▸ **WHAT TO WORK ON**:
Restate the listing below word for word, omitting any images.

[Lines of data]
____
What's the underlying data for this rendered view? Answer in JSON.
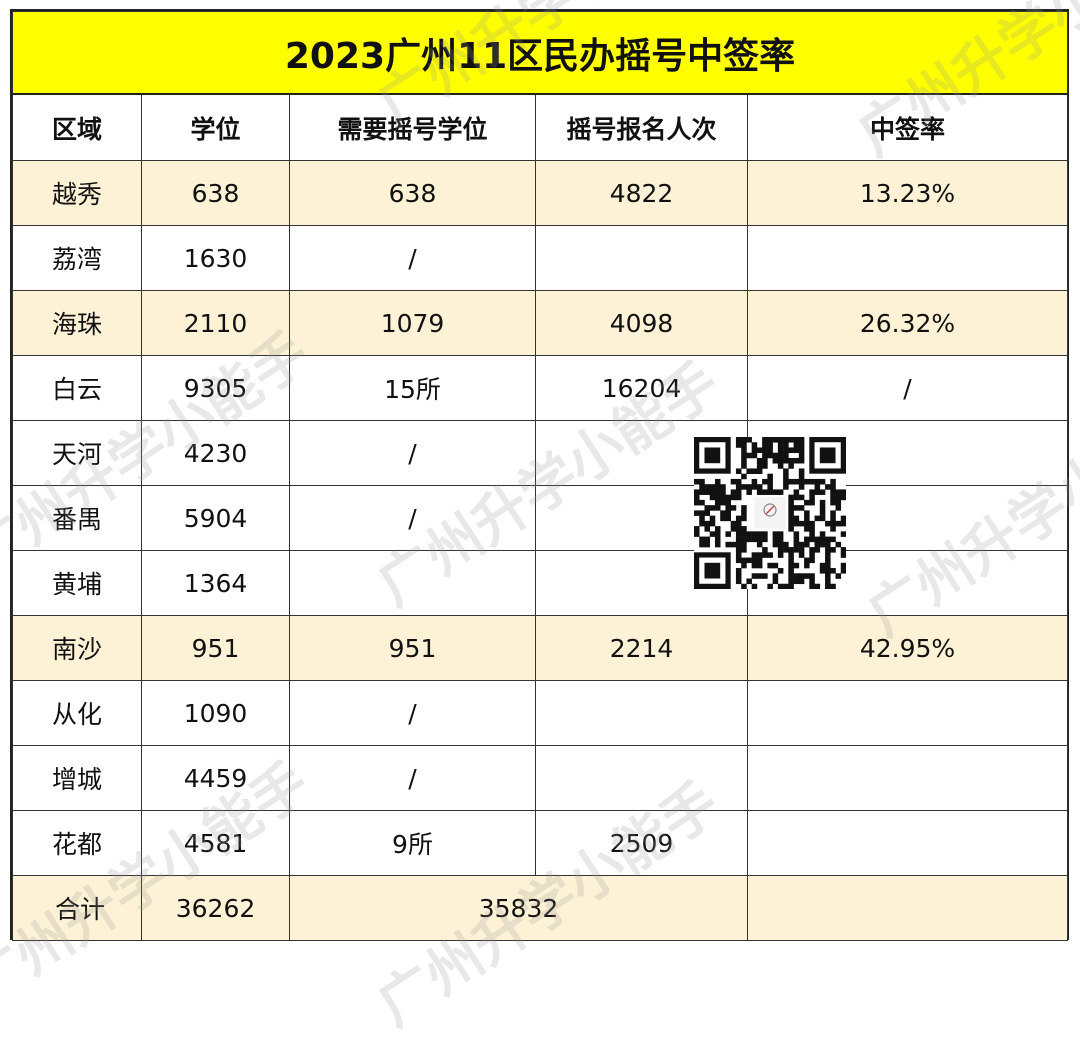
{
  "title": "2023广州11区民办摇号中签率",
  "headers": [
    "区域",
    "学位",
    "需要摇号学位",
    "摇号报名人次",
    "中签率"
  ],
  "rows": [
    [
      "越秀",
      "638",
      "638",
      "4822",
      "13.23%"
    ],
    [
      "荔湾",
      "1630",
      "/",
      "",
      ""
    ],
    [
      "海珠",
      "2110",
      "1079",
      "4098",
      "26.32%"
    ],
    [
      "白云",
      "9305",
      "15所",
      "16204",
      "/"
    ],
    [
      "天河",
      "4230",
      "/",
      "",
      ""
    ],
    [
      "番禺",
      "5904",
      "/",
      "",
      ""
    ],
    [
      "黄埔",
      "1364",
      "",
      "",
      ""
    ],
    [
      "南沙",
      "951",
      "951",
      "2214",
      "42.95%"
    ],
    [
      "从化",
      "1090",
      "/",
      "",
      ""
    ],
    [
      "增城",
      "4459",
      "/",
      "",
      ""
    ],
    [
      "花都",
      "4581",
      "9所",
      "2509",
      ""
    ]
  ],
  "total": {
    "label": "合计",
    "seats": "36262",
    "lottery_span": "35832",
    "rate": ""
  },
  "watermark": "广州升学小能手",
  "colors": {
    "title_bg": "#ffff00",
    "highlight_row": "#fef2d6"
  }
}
____
▸ **EXERCISE RESPONSE**:
What's the underlying data for this rendered view? Answer in JSON.
{
  "title": "2023广州11区民办摇号中签率",
  "headers": [
    "区域",
    "学位",
    "需要摇号学位",
    "摇号报名人次",
    "中签率"
  ],
  "rows": [
    [
      "越秀",
      "638",
      "638",
      "4822",
      "13.23%"
    ],
    [
      "荔湾",
      "1630",
      "/",
      "",
      ""
    ],
    [
      "海珠",
      "2110",
      "1079",
      "4098",
      "26.32%"
    ],
    [
      "白云",
      "9305",
      "15所",
      "16204",
      "/"
    ],
    [
      "天河",
      "4230",
      "/",
      "",
      ""
    ],
    [
      "番禺",
      "5904",
      "/",
      "",
      ""
    ],
    [
      "黄埔",
      "1364",
      "",
      "",
      ""
    ],
    [
      "南沙",
      "951",
      "951",
      "2214",
      "42.95%"
    ],
    [
      "从化",
      "1090",
      "/",
      "",
      ""
    ],
    [
      "增城",
      "4459",
      "/",
      "",
      ""
    ],
    [
      "花都",
      "4581",
      "9所",
      "2509",
      ""
    ]
  ],
  "total": {
    "label": "合计",
    "seats": "36262",
    "lottery_span": "35832",
    "rate": ""
  },
  "watermark": "广州升学小能手",
  "colors": {
    "title_bg": "#ffff00",
    "highlight_row": "#fef2d6"
  }
}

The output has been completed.